> **MATERIAL TO PROCESS**:
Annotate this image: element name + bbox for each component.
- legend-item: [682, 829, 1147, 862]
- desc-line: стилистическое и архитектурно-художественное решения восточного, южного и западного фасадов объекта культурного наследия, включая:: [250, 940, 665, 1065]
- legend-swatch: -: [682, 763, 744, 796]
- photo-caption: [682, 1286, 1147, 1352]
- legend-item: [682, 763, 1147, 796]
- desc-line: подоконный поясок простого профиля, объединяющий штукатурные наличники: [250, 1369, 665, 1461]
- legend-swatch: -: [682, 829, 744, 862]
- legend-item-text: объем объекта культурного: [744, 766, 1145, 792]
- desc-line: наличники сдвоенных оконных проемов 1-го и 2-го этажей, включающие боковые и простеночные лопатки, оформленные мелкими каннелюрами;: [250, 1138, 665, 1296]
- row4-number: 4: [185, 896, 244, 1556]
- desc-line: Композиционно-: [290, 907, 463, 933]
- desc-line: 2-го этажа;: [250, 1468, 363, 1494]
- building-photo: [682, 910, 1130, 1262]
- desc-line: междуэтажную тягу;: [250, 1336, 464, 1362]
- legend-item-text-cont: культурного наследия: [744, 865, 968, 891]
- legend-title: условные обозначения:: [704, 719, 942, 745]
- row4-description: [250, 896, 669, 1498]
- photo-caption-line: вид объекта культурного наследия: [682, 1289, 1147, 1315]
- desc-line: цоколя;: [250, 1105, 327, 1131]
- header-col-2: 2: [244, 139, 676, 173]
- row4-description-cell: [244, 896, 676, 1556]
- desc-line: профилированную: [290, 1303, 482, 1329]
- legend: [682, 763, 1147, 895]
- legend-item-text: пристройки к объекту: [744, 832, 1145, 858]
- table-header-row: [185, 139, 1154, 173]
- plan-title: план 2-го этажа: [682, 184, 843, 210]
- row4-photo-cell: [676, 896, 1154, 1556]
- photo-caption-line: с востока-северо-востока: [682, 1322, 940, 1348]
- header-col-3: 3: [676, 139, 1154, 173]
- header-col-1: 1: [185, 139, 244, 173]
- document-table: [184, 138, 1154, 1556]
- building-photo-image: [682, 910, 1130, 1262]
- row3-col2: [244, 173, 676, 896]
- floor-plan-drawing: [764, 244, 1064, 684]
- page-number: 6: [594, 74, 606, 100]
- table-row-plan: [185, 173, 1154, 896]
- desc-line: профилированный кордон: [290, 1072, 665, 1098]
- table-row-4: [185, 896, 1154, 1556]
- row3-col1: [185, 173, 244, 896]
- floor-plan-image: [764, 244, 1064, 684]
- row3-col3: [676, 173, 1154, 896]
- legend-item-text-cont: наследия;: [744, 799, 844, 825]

> **THE TASK**:
Can you copy out every line of the records above verbatim, with each character and number left unchanged?

> **EXERCISE SOLUTION**:
Annotate this image: element name + bbox for each component.
- legend-item: [682, 829, 1147, 862]
- desc-line: стилистическое и архитектурно-художественное решения восточного, южного и западного фасадов объекта культурного наследия, включая:: [250, 940, 665, 1065]
- legend-swatch: -: [682, 763, 744, 796]
- photo-caption: [682, 1286, 1147, 1352]
- legend-item: [682, 763, 1147, 796]
- desc-line: подоконный поясок простого профиля, объединяющий штукатурные наличники: [250, 1369, 665, 1461]
- legend-swatch: -: [682, 829, 744, 862]
- legend-item-text: объем объекта культурного: [744, 766, 1145, 792]
- desc-line: наличники сдвоенных оконных проемов 1-го и 2-го этажей, включающие боковые и простеночные лопатки, оформленные мелкими каннелюрами;: [250, 1138, 665, 1296]
- row4-number: 4: [185, 896, 244, 1556]
- desc-line: Композиционно-: [290, 907, 463, 933]
- desc-line: 2-го этажа;: [250, 1468, 363, 1494]
- building-photo: [682, 910, 1130, 1262]
- desc-line: междуэтажную тягу;: [250, 1336, 464, 1362]
- legend-item-text-cont: культурного наследия: [744, 865, 968, 891]
- legend-title: условные обозначения:: [704, 719, 942, 745]
- row4-description: [250, 896, 669, 1498]
- photo-caption-line: вид объекта культурного наследия: [682, 1289, 1147, 1315]
- desc-line: цоколя;: [250, 1105, 327, 1131]
- header-col-2: 2: [244, 139, 676, 173]
- row4-description-cell: [244, 896, 676, 1556]
- desc-line: профилированную: [290, 1303, 482, 1329]
- legend: [682, 763, 1147, 895]
- legend-item-text: пристройки к объекту: [744, 832, 1145, 858]
- table-header-row: [185, 139, 1154, 173]
- plan-title: план 2-го этажа: [682, 184, 843, 210]
- row4-photo-cell: [676, 896, 1154, 1556]
- photo-caption-line: с востока-северо-востока: [682, 1322, 940, 1348]
- header-col-3: 3: [676, 139, 1154, 173]
- header-col-1: 1: [185, 139, 244, 173]
- document-table: [184, 138, 1154, 1556]
- building-photo-image: [682, 910, 1130, 1262]
- row3-col2: [244, 173, 676, 896]
- floor-plan-drawing: [764, 244, 1064, 684]
- page-number: 6: [594, 74, 606, 100]
- table-row-plan: [185, 173, 1154, 896]
- desc-line: профилированный кордон: [290, 1072, 665, 1098]
- table-row-4: [185, 896, 1154, 1556]
- row3-col1: [185, 173, 244, 896]
- floor-plan-image: [764, 244, 1064, 684]
- row3-col3: [676, 173, 1154, 896]
- legend-item-text-cont: наследия;: [744, 799, 844, 825]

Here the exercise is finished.